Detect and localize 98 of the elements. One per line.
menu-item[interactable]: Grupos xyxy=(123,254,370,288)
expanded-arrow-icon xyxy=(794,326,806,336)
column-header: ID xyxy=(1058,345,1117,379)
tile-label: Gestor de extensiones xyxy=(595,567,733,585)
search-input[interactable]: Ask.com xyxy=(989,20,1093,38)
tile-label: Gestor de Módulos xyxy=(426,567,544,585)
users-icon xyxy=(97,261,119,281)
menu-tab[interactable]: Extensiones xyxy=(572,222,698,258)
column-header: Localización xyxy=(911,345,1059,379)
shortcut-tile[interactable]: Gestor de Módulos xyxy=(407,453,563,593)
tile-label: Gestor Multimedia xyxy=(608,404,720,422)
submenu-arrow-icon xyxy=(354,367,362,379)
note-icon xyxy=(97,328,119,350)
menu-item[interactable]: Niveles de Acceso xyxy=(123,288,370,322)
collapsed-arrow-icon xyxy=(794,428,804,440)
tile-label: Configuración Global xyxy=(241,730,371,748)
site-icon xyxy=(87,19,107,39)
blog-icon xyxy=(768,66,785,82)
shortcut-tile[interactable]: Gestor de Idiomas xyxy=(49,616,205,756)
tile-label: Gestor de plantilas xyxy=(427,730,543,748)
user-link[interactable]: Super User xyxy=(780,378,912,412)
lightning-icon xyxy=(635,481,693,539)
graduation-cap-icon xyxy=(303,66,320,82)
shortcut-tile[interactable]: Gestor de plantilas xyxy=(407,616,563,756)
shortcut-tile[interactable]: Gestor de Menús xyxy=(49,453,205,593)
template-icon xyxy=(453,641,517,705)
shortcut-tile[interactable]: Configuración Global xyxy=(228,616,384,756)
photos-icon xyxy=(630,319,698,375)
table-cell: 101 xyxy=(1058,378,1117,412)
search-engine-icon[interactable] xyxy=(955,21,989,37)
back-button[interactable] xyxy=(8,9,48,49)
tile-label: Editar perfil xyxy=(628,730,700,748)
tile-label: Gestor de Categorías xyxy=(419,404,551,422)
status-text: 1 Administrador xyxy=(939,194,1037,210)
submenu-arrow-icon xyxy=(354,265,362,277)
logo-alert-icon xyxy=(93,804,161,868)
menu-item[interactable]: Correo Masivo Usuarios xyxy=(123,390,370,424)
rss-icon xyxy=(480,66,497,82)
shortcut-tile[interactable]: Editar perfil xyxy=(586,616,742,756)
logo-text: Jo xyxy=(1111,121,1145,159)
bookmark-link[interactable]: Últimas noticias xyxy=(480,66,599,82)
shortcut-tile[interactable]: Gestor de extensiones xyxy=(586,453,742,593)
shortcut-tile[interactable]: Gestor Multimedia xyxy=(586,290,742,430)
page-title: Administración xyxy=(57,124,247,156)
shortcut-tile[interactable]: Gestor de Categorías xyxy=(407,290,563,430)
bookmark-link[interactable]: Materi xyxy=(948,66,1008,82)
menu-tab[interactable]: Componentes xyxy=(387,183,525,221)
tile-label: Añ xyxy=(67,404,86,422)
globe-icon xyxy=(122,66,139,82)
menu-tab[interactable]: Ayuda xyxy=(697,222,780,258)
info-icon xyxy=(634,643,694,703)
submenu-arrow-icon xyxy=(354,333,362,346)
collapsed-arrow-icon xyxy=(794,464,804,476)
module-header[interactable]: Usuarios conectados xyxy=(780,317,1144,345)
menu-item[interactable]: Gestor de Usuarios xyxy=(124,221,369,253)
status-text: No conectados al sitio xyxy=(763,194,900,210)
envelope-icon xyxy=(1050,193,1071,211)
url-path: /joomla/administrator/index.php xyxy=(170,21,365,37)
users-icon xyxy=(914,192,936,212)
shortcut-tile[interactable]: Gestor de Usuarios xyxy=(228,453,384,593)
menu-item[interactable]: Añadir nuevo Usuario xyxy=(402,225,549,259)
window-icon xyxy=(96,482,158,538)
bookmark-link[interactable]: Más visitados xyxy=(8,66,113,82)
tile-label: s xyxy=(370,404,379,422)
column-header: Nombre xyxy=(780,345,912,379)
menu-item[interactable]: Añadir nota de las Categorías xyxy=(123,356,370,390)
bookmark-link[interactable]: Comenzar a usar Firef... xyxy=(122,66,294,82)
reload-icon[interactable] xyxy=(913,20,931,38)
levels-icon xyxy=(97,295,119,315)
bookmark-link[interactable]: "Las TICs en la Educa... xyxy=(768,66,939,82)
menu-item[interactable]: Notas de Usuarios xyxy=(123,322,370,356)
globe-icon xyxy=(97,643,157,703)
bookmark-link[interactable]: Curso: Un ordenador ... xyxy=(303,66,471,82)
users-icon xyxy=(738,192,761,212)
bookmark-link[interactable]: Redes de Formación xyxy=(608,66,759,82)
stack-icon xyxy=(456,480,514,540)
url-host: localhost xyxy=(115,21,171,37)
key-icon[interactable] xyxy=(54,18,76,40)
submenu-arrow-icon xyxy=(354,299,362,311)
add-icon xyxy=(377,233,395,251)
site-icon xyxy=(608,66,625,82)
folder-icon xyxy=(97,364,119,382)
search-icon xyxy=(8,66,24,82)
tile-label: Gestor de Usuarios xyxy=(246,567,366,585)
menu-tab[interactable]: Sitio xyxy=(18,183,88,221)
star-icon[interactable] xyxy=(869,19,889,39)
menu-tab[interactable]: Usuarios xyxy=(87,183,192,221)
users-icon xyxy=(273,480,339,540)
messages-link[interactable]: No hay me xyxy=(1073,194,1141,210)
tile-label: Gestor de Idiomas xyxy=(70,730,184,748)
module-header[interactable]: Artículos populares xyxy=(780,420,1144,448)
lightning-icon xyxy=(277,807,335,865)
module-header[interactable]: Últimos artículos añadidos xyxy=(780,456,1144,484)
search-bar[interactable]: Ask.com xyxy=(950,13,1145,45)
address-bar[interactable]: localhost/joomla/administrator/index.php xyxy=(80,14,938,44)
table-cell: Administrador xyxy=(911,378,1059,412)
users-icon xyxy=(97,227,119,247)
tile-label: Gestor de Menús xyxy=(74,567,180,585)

*WHAT YOU HAVE TO DO:* Reproduce the data above verbatim, starting at its first line and ending after the line that contains "tile-label: Gestor de Módulos", with both of those lines included.

*SOLUTION FOR THIS EXERCISE:*
Detect and localize 98 of the elements. One per line.
menu-item[interactable]: Grupos xyxy=(123,254,370,288)
expanded-arrow-icon xyxy=(794,326,806,336)
column-header: ID xyxy=(1058,345,1117,379)
tile-label: Gestor de extensiones xyxy=(595,567,733,585)
search-input[interactable]: Ask.com xyxy=(989,20,1093,38)
tile-label: Gestor de Módulos xyxy=(426,567,544,585)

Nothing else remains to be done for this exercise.